__Your goal__
Select from the records below every line that has the word "имущественного" in it.

[start of Exercise materials]

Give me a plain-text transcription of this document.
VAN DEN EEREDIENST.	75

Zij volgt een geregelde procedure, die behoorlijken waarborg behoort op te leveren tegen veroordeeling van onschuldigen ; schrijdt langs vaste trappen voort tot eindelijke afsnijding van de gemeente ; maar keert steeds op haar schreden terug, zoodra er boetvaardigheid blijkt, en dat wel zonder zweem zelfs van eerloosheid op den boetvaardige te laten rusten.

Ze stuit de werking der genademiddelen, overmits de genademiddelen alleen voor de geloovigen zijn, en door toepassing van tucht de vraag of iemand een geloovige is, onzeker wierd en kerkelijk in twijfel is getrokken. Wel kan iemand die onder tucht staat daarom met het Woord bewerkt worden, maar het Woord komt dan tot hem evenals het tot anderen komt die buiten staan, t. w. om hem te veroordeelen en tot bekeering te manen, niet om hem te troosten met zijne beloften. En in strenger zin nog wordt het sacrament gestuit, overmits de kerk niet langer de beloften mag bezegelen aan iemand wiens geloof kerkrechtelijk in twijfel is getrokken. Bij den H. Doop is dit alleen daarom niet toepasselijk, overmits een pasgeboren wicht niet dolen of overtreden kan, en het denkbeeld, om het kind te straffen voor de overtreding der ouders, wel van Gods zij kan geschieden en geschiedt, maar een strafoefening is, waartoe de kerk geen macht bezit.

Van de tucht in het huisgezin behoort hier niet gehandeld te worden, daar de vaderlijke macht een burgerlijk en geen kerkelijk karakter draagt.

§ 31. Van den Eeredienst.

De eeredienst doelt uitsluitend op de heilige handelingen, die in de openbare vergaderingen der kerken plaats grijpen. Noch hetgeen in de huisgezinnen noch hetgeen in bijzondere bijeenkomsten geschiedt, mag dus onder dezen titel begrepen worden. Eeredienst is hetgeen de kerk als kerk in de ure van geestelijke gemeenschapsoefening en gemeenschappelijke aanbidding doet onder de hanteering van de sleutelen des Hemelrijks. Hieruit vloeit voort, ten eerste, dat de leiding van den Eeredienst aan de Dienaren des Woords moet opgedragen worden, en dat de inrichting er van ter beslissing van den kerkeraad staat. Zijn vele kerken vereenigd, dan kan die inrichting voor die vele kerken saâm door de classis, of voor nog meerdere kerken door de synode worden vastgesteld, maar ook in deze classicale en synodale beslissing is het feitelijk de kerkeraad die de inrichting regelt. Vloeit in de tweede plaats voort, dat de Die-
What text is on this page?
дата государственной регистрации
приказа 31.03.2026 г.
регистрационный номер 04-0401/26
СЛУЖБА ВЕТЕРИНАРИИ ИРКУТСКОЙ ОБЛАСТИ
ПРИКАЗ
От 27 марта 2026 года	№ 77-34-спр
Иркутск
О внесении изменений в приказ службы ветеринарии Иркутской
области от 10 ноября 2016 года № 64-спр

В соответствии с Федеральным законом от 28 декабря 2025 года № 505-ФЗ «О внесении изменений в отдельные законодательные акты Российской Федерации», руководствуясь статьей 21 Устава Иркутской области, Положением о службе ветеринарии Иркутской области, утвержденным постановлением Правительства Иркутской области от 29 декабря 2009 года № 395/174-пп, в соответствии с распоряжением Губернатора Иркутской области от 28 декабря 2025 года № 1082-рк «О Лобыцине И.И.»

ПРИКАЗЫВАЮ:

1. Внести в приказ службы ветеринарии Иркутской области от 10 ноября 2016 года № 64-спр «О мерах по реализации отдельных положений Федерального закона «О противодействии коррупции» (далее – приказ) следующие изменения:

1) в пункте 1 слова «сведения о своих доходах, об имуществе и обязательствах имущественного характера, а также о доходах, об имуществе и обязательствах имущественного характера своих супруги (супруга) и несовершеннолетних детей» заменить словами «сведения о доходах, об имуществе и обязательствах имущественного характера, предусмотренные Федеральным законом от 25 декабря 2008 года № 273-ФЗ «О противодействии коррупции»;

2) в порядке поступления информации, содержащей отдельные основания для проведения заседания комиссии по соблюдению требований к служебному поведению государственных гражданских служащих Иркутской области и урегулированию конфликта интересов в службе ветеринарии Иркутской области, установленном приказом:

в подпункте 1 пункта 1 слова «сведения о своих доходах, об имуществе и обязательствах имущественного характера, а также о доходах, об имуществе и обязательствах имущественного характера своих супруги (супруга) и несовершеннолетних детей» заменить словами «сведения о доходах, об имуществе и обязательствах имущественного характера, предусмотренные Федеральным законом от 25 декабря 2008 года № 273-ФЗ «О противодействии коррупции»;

[end of Exercise materials]

__Exercise result__
1) в пункте 1 слова «сведения о своих доходах, об имуществе и обязательствах имущественного характера, а также о доходах, об имуществе и обязательствах имущественного характера своих супруги (супруга) и несовершеннолетних детей» заменить словами «сведения о доходах, об имуществе и обязательствах имущественного характера, предусмотренные Федеральным законом от 25 декабря 2008 года № 273-ФЗ «О противодействии коррупции»;
в подпункте 1 пункта 1 слова «сведения о своих доходах, об имуществе и обязательствах имущественного характера, а также о доходах, об имуществе и обязательствах имущественного характера своих супруги (супруга) и несовершеннолетних детей» заменить словами «сведения о доходах, об имуществе и обязательствах имущественного характера, предусмотренные Федеральным законом от 25 декабря 2008 года № 273-ФЗ «О противодействии коррупции»;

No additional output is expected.